::: Material for this exercise :::

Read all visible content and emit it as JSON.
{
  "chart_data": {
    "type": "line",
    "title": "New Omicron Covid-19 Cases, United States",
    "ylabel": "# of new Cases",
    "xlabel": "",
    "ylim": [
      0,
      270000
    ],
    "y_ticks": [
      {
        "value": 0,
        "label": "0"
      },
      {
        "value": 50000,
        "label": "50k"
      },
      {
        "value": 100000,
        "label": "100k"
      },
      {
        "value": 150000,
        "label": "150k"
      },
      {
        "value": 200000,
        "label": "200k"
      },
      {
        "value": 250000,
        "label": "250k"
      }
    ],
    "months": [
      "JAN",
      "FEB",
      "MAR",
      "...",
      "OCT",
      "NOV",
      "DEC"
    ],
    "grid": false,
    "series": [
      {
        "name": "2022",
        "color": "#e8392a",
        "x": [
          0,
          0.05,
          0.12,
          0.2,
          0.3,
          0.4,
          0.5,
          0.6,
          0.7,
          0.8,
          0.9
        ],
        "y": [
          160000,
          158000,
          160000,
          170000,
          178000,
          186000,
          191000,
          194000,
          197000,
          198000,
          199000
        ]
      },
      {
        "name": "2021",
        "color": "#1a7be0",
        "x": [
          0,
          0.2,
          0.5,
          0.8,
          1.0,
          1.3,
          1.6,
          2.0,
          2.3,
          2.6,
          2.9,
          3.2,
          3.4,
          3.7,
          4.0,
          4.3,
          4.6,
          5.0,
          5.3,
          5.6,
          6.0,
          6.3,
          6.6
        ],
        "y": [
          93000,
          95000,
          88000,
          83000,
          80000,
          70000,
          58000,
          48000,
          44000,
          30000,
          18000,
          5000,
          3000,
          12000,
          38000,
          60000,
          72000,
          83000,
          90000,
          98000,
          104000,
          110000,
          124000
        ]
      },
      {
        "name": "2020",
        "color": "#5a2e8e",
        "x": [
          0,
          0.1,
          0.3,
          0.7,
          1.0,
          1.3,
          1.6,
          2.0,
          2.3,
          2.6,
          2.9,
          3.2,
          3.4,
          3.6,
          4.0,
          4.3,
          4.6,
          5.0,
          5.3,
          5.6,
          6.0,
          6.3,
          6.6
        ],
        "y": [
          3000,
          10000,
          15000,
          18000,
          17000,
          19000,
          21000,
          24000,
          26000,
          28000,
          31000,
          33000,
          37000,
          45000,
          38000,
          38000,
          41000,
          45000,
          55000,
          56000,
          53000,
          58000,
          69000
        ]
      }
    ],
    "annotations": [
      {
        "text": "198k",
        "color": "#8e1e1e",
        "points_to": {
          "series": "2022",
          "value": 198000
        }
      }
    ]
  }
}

:::

→ **Problem**: Can you reproduce all the material exactly?

→ **Answer for this exercise**:
Read all visible content and emit it as JSON.
{
  "chart_data": {
    "type": "line",
    "title": "New Omicron Covid-19 Cases, United States",
    "ylabel": "# of new Cases",
    "xlabel": "",
    "ylim": [
      0,
      270000
    ],
    "y_ticks": [
      {
        "value": 0,
        "label": "0"
      },
      {
        "value": 50000,
        "label": "50k"
      },
      {
        "value": 100000,
        "label": "100k"
      },
      {
        "value": 150000,
        "label": "150k"
      },
      {
        "value": 200000,
        "label": "200k"
      },
      {
        "value": 250000,
        "label": "250k"
      }
    ],
    "months": [
      "JAN",
      "FEB",
      "MAR",
      "...",
      "OCT",
      "NOV",
      "DEC"
    ],
    "grid": false,
    "series": [
      {
        "name": "2022",
        "color": "#e8392a",
        "x": [
          0,
          0.05,
          0.12,
          0.2,
          0.3,
          0.4,
          0.5,
          0.6,
          0.7,
          0.8,
          0.9
        ],
        "y": [
          160000,
          158000,
          160000,
          170000,
          178000,
          186000,
          191000,
          194000,
          197000,
          198000,
          199000
        ]
      },
      {
        "name": "2021",
        "color": "#1a7be0",
        "x": [
          0,
          0.2,
          0.5,
          0.8,
          1.0,
          1.3,
          1.6,
          2.0,
          2.3,
          2.6,
          2.9,
          3.2,
          3.4,
          3.7,
          4.0,
          4.3,
          4.6,
          5.0,
          5.3,
          5.6,
          6.0,
          6.3,
          6.6
        ],
        "y": [
          93000,
          95000,
          88000,
          83000,
          80000,
          70000,
          58000,
          48000,
          44000,
          30000,
          18000,
          5000,
          3000,
          12000,
          38000,
          60000,
          72000,
          83000,
          90000,
          98000,
          104000,
          110000,
          124000
        ]
      },
      {
        "name": "2020",
        "color": "#5a2e8e",
        "x": [
          0,
          0.1,
          0.3,
          0.7,
          1.0,
          1.3,
          1.6,
          2.0,
          2.3,
          2.6,
          2.9,
          3.2,
          3.4,
          3.6,
          4.0,
          4.3,
          4.6,
          5.0,
          5.3,
          5.6,
          6.0,
          6.3,
          6.6
        ],
        "y": [
          3000,
          10000,
          15000,
          18000,
          17000,
          19000,
          21000,
          24000,
          26000,
          28000,
          31000,
          33000,
          37000,
          45000,
          38000,
          38000,
          41000,
          45000,
          55000,
          56000,
          53000,
          58000,
          69000
        ]
      }
    ],
    "annotations": [
      {
        "text": "198k",
        "color": "#8e1e1e",
        "points_to": {
          "series": "2022",
          "value": 198000
        }
      }
    ]
  }
}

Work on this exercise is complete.